(Instructions for the task) Select every line holding the word "placeholder" and copy it.

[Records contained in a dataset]
■ ■ ■ ■ ■

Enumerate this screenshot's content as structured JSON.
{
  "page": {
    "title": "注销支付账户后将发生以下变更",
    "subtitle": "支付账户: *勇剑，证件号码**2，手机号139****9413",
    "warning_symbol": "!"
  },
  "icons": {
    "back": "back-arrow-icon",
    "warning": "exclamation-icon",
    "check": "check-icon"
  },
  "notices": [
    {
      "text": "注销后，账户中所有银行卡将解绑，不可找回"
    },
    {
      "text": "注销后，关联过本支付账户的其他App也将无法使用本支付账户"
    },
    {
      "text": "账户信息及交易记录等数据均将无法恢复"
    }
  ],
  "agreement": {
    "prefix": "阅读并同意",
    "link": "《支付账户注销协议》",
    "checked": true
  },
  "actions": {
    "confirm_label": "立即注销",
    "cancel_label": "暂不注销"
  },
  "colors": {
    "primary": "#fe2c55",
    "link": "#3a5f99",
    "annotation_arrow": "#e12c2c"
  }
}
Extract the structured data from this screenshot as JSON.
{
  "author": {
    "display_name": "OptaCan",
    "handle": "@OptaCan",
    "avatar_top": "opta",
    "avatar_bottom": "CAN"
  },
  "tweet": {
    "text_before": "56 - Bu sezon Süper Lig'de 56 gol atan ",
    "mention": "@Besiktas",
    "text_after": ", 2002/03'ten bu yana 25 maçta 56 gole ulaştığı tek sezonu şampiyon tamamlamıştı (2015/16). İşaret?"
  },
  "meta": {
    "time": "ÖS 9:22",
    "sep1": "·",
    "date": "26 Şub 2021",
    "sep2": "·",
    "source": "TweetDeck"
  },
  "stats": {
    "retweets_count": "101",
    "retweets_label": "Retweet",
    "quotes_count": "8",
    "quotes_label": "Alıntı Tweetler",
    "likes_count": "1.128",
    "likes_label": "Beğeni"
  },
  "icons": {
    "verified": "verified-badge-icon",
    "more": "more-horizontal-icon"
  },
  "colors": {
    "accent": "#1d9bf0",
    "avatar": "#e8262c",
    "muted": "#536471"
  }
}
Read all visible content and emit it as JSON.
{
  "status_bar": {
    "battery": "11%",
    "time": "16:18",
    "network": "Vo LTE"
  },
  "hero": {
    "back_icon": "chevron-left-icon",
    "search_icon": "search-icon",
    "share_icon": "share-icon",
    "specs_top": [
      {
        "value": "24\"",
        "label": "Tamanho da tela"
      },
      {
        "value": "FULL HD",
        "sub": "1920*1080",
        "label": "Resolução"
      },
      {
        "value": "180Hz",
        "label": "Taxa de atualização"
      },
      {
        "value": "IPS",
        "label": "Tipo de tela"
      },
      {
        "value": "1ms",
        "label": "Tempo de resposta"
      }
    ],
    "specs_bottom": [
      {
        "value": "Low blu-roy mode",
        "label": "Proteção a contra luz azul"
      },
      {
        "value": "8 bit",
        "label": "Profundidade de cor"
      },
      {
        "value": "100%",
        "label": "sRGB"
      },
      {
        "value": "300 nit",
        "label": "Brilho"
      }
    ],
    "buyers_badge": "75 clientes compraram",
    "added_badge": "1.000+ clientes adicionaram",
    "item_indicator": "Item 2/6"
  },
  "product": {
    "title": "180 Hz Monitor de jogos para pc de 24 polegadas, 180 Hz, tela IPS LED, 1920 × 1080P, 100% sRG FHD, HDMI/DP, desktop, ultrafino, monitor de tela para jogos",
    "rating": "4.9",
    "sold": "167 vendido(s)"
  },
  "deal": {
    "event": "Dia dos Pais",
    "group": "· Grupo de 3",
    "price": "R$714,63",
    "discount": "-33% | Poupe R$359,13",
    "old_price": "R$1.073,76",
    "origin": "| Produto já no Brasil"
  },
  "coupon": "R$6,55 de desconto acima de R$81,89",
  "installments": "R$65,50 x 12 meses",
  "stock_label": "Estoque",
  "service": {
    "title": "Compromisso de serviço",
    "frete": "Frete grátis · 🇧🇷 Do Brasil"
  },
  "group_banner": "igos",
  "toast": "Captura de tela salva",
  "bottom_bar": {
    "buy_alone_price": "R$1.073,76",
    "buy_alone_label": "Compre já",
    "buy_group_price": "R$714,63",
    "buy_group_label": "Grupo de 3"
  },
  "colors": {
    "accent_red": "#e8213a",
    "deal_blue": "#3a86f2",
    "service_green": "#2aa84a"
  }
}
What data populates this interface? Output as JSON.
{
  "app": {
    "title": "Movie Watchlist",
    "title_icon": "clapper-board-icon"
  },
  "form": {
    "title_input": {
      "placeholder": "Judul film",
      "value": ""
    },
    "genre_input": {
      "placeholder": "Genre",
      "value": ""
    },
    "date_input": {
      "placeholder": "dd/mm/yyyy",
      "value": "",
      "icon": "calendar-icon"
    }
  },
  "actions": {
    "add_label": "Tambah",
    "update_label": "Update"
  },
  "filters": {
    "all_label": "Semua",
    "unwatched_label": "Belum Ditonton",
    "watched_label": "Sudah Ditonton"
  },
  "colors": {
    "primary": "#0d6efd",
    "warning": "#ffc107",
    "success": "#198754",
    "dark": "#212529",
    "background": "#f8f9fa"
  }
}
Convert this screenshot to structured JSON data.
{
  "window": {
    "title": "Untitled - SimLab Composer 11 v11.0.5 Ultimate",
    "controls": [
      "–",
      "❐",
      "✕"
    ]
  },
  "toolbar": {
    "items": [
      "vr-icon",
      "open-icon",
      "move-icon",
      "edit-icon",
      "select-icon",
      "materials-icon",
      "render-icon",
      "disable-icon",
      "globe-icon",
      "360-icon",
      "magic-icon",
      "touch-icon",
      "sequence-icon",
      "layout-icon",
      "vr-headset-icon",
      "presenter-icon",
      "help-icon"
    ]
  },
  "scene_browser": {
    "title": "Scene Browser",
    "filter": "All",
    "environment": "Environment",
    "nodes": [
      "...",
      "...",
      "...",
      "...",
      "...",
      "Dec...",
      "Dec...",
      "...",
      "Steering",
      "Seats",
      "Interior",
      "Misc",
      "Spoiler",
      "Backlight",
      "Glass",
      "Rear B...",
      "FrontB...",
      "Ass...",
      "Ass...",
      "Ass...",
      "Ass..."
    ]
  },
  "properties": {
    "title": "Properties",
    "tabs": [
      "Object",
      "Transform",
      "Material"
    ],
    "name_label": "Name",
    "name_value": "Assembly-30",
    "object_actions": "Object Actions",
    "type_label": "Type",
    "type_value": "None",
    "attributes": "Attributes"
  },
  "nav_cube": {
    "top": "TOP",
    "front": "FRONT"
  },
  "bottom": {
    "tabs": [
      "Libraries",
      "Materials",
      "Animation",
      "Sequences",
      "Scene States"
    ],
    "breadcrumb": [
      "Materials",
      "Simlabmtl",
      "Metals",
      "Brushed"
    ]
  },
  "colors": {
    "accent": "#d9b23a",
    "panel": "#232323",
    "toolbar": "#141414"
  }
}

■ ■ ■ ■ ■

(Answer to the exercise)
      "placeholder": "Judul film",
      "placeholder": "Genre",
      "placeholder": "dd/mm/yyyy",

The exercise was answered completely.